- Exercise objective: What follows is a block of records; reproduce all of it verbatim.

- Exercise inputs:
________________________________________

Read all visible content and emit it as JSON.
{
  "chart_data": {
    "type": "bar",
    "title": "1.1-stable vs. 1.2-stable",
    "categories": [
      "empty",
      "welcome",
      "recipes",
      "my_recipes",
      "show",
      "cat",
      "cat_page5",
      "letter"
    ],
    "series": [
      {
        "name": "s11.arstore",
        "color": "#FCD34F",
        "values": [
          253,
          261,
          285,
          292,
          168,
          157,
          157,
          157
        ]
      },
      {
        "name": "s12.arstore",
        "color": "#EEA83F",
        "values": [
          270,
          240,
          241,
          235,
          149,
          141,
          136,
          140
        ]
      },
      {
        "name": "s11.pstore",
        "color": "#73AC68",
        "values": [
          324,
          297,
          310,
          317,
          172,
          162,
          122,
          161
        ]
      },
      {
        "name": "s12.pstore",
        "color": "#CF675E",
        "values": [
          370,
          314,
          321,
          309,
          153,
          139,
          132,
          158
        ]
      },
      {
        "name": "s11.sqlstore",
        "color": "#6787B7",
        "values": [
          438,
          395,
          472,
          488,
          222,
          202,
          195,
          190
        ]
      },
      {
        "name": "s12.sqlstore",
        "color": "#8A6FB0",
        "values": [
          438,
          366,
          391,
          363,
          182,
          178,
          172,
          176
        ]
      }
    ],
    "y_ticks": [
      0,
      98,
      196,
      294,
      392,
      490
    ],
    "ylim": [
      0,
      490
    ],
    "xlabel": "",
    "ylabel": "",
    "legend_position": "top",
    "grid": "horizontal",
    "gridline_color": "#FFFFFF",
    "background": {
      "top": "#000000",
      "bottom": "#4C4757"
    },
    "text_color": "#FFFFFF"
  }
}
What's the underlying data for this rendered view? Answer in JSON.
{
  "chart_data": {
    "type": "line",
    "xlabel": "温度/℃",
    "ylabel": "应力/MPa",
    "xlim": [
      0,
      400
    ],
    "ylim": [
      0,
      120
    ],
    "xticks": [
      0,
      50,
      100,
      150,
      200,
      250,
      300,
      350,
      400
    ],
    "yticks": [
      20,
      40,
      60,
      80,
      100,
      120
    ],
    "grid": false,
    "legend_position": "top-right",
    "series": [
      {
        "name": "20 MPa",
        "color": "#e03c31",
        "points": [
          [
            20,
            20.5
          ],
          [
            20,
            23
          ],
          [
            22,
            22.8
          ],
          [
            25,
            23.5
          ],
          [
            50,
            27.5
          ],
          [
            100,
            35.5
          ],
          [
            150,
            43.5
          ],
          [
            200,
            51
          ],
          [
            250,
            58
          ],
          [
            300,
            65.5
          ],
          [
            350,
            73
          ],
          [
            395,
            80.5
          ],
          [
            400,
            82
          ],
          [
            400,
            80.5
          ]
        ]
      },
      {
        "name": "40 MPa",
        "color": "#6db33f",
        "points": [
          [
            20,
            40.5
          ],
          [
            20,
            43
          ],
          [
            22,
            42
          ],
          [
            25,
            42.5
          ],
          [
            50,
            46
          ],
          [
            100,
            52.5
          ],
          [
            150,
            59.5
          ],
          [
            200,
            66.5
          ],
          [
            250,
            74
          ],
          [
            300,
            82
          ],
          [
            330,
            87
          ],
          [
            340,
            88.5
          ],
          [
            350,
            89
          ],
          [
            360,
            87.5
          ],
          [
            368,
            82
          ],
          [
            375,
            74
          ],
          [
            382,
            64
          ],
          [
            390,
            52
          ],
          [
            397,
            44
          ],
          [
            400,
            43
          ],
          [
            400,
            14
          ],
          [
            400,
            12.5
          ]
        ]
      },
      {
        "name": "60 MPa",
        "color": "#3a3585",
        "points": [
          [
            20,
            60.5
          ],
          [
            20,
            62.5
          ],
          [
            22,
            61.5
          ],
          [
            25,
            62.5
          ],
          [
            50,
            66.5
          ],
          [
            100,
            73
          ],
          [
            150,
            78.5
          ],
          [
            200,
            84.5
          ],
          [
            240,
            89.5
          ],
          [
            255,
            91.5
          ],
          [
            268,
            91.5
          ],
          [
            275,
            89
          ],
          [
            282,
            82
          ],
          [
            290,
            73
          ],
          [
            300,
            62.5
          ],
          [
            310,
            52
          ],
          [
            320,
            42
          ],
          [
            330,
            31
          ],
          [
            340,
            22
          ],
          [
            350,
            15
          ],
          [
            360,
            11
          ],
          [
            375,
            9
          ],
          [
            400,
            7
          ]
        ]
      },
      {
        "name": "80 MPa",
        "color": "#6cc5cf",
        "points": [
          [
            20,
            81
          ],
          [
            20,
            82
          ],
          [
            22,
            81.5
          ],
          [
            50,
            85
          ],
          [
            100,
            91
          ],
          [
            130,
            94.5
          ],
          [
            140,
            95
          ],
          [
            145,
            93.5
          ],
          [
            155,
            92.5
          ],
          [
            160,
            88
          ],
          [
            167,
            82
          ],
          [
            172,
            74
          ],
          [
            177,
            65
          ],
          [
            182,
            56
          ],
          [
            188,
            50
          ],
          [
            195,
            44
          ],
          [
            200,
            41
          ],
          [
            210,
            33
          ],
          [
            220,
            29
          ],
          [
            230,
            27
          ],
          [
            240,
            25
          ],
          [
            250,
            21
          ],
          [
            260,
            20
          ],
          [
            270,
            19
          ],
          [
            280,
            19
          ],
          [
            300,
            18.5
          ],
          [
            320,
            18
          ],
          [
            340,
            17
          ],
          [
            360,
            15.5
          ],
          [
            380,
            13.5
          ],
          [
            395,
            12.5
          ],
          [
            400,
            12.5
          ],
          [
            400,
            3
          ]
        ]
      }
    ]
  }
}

________________________________________

- Final answer:
Read all visible content and emit it as JSON.
{
  "chart_data": {
    "type": "bar",
    "title": "1.1-stable vs. 1.2-stable",
    "categories": [
      "empty",
      "welcome",
      "recipes",
      "my_recipes",
      "show",
      "cat",
      "cat_page5",
      "letter"
    ],
    "series": [
      {
        "name": "s11.arstore",
        "color": "#FCD34F",
        "values": [
          253,
          261,
          285,
          292,
          168,
          157,
          157,
          157
        ]
      },
      {
        "name": "s12.arstore",
        "color": "#EEA83F",
        "values": [
          270,
          240,
          241,
          235,
          149,
          141,
          136,
          140
        ]
      },
      {
        "name": "s11.pstore",
        "color": "#73AC68",
        "values": [
          324,
          297,
          310,
          317,
          172,
          162,
          122,
          161
        ]
      },
      {
        "name": "s12.pstore",
        "color": "#CF675E",
        "values": [
          370,
          314,
          321,
          309,
          153,
          139,
          132,
          158
        ]
      },
      {
        "name": "s11.sqlstore",
        "color": "#6787B7",
        "values": [
          438,
          395,
          472,
          488,
          222,
          202,
          195,
          190
        ]
      },
      {
        "name": "s12.sqlstore",
        "color": "#8A6FB0",
        "values": [
          438,
          366,
          391,
          363,
          182,
          178,
          172,
          176
        ]
      }
    ],
    "y_ticks": [
      0,
      98,
      196,
      294,
      392,
      490
    ],
    "ylim": [
      0,
      490
    ],
    "xlabel": "",
    "ylabel": "",
    "legend_position": "top",
    "grid": "horizontal",
    "gridline_color": "#FFFFFF",
    "background": {
      "top": "#000000",
      "bottom": "#4C4757"
    },
    "text_color": "#FFFFFF"
  }
}
What's the underlying data for this rendered view? Answer in JSON.
{
  "chart_data": {
    "type": "line",
    "xlabel": "温度/℃",
    "ylabel": "应力/MPa",
    "xlim": [
      0,
      400
    ],
    "ylim": [
      0,
      120
    ],
    "xticks": [
      0,
      50,
      100,
      150,
      200,
      250,
      300,
      350,
      400
    ],
    "yticks": [
      20,
      40,
      60,
      80,
      100,
      120
    ],
    "grid": false,
    "legend_position": "top-right",
    "series": [
      {
        "name": "20 MPa",
        "color": "#e03c31",
        "points": [
          [
            20,
            20.5
          ],
          [
            20,
            23
          ],
          [
            22,
            22.8
          ],
          [
            25,
            23.5
          ],
          [
            50,
            27.5
          ],
          [
            100,
            35.5
          ],
          [
            150,
            43.5
          ],
          [
            200,
            51
          ],
          [
            250,
            58
          ],
          [
            300,
            65.5
          ],
          [
            350,
            73
          ],
          [
            395,
            80.5
          ],
          [
            400,
            82
          ],
          [
            400,
            80.5
          ]
        ]
      },
      {
        "name": "40 MPa",
        "color": "#6db33f",
        "points": [
          [
            20,
            40.5
          ],
          [
            20,
            43
          ],
          [
            22,
            42
          ],
          [
            25,
            42.5
          ],
          [
            50,
            46
          ],
          [
            100,
            52.5
          ],
          [
            150,
            59.5
          ],
          [
            200,
            66.5
          ],
          [
            250,
            74
          ],
          [
            300,
            82
          ],
          [
            330,
            87
          ],
          [
            340,
            88.5
          ],
          [
            350,
            89
          ],
          [
            360,
            87.5
          ],
          [
            368,
            82
          ],
          [
            375,
            74
          ],
          [
            382,
            64
          ],
          [
            390,
            52
          ],
          [
            397,
            44
          ],
          [
            400,
            43
          ],
          [
            400,
            14
          ],
          [
            400,
            12.5
          ]
        ]
      },
      {
        "name": "60 MPa",
        "color": "#3a3585",
        "points": [
          [
            20,
            60.5
          ],
          [
            20,
            62.5
          ],
          [
            22,
            61.5
          ],
          [
            25,
            62.5
          ],
          [
            50,
            66.5
          ],
          [
            100,
            73
          ],
          [
            150,
            78.5
          ],
          [
            200,
            84.5
          ],
          [
            240,
            89.5
          ],
          [
            255,
            91.5
          ],
          [
            268,
            91.5
          ],
          [
            275,
            89
          ],
          [
            282,
            82
          ],
          [
            290,
            73
          ],
          [
            300,
            62.5
          ],
          [
            310,
            52
          ],
          [
            320,
            42
          ],
          [
            330,
            31
          ],
          [
            340,
            22
          ],
          [
            350,
            15
          ],
          [
            360,
            11
          ],
          [
            375,
            9
          ],
          [
            400,
            7
          ]
        ]
      },
      {
        "name": "80 MPa",
        "color": "#6cc5cf",
        "points": [
          [
            20,
            81
          ],
          [
            20,
            82
          ],
          [
            22,
            81.5
          ],
          [
            50,
            85
          ],
          [
            100,
            91
          ],
          [
            130,
            94.5
          ],
          [
            140,
            95
          ],
          [
            145,
            93.5
          ],
          [
            155,
            92.5
          ],
          [
            160,
            88
          ],
          [
            167,
            82
          ],
          [
            172,
            74
          ],
          [
            177,
            65
          ],
          [
            182,
            56
          ],
          [
            188,
            50
          ],
          [
            195,
            44
          ],
          [
            200,
            41
          ],
          [
            210,
            33
          ],
          [
            220,
            29
          ],
          [
            230,
            27
          ],
          [
            240,
            25
          ],
          [
            250,
            21
          ],
          [
            260,
            20
          ],
          [
            270,
            19
          ],
          [
            280,
            19
          ],
          [
            300,
            18.5
          ],
          [
            320,
            18
          ],
          [
            340,
            17
          ],
          [
            360,
            15.5
          ],
          [
            380,
            13.5
          ],
          [
            395,
            12.5
          ],
          [
            400,
            12.5
          ],
          [
            400,
            3
          ]
        ]
      }
    ]
  }
}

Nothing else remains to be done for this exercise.